-- Start Data listing --

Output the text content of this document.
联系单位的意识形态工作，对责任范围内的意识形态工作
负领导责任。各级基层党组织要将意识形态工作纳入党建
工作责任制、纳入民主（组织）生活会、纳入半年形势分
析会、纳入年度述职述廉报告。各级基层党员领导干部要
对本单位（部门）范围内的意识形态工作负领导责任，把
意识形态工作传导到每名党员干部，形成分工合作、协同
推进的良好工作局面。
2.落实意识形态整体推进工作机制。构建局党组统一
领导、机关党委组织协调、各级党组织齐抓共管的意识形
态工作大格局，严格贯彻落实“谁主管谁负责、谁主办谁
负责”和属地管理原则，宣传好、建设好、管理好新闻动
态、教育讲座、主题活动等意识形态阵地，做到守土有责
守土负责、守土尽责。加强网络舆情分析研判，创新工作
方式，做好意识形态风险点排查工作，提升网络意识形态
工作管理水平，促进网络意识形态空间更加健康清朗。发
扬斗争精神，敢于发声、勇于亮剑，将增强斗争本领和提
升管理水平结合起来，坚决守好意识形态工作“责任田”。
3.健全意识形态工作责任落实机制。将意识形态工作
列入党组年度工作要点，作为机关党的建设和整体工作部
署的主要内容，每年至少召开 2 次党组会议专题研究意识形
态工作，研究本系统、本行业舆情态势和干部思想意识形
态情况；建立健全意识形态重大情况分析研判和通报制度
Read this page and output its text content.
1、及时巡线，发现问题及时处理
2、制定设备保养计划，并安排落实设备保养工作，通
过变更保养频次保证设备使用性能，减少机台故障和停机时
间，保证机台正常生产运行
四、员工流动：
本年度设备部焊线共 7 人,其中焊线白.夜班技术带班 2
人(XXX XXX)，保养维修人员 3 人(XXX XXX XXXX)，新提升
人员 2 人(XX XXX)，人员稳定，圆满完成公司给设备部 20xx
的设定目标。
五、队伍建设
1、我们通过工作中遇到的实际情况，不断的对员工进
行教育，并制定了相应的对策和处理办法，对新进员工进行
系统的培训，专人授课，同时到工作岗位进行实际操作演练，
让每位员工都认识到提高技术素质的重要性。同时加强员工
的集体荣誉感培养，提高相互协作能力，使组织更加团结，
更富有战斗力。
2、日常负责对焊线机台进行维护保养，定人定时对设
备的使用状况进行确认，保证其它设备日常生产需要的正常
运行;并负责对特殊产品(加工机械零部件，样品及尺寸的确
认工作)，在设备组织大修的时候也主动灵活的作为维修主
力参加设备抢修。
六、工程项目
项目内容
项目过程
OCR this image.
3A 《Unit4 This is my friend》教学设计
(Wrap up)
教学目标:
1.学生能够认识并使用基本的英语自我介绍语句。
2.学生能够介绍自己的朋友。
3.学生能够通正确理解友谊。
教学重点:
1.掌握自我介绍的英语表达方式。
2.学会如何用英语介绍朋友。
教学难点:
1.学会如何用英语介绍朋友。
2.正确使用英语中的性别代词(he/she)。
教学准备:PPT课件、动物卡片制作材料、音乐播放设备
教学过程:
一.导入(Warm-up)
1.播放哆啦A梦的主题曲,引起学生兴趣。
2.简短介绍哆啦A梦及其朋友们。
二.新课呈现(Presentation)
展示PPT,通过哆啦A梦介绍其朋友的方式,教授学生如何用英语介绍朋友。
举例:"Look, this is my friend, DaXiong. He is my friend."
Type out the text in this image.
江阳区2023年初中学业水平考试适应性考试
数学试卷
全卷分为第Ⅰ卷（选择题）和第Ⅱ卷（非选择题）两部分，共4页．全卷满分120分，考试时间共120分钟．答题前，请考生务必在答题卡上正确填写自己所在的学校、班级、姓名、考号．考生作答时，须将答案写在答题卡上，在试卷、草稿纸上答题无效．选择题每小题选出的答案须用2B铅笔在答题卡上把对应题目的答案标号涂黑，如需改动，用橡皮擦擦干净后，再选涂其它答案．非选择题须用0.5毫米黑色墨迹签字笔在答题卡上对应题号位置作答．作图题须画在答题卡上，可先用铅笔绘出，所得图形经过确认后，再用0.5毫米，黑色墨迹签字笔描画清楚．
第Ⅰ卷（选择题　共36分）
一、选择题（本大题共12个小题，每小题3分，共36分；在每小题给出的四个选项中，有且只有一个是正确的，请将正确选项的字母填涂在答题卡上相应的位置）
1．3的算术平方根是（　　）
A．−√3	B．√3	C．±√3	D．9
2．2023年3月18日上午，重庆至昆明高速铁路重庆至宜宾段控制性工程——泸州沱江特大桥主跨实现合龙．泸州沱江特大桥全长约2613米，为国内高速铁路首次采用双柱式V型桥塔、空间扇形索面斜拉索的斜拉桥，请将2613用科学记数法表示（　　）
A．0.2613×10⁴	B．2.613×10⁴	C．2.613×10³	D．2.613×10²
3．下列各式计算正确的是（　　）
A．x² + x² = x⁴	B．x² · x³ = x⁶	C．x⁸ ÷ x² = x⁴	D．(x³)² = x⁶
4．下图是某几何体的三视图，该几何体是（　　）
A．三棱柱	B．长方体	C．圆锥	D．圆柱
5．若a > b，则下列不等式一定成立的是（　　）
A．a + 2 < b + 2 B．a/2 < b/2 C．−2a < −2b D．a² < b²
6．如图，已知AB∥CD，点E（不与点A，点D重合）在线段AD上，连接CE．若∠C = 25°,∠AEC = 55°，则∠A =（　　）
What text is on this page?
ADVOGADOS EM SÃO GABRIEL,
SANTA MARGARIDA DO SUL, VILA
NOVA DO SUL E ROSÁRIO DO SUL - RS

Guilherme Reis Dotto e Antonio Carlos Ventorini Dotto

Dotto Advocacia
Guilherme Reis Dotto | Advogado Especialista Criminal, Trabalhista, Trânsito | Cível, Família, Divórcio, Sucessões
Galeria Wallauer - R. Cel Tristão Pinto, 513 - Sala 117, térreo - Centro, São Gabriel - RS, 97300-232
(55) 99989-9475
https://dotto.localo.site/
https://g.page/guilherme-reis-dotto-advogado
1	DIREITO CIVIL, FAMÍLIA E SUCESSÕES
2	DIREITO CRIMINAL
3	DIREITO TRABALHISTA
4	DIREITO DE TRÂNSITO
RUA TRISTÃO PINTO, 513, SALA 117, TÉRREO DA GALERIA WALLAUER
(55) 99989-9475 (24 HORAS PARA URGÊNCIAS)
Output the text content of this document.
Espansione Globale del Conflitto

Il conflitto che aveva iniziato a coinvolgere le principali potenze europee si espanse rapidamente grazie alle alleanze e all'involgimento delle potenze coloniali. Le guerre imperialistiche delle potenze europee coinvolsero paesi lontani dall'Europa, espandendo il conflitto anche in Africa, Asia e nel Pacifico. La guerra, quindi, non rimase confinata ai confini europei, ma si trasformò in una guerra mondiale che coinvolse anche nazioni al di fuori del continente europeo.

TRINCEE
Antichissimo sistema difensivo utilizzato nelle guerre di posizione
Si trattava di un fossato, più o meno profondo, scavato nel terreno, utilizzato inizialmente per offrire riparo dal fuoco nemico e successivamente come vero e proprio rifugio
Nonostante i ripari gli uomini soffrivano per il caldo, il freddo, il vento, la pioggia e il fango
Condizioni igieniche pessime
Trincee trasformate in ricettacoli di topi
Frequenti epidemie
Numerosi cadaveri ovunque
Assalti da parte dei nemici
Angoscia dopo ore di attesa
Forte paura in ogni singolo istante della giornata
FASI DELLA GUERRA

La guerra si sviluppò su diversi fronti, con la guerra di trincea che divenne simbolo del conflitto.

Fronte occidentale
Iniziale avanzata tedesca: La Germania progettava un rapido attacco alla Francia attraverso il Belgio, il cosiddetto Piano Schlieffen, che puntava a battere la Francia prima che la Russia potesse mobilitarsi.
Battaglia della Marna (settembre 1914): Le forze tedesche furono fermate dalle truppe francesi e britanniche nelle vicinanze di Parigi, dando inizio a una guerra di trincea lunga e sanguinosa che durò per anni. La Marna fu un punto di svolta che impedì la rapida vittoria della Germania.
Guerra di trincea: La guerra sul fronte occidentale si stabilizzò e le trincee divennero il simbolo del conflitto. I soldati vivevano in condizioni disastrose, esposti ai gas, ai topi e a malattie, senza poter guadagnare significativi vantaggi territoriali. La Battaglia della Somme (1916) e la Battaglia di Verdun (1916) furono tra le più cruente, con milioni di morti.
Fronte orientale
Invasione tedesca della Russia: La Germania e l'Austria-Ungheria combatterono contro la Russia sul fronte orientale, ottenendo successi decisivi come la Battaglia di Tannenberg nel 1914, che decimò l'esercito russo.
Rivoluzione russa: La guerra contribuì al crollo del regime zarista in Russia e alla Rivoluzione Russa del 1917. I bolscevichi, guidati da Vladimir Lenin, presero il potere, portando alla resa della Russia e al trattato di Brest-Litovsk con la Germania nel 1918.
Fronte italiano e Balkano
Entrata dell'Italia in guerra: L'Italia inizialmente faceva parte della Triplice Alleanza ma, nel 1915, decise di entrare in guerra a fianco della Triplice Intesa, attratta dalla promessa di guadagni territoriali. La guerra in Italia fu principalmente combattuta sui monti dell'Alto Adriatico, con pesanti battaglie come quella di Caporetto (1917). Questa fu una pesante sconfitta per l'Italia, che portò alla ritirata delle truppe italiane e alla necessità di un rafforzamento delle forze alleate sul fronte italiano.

-- End Data listing --

Gather from the entries above all lines that include the string "Battaglia".

Battaglia della Marna (settembre 1914): Le forze tedesche furono fermate dalle truppe francesi e britanniche nelle vicinanze di Parigi, dando inizio a una guerra di trincea lunga e sanguinosa che durò per anni. La Marna fu un punto di svolta che impedì la rapida vittoria della Germania.
Guerra di trincea: La guerra sul fronte occidentale si stabilizzò e le trincee divennero il simbolo del conflitto. I soldati vivevano in condizioni disastrose, esposti ai gas, ai topi e a malattie, senza poter guadagnare significativi vantaggi territoriali. La Battaglia della Somme (1916) e la Battaglia di Verdun (1916) furono tra le più cruente, con milioni di morti.
Invasione tedesca della Russia: La Germania e l'Austria-Ungheria combatterono contro la Russia sul fronte orientale, ottenendo successi decisivi come la Battaglia di Tannenberg nel 1914, che decimò l'esercito russo.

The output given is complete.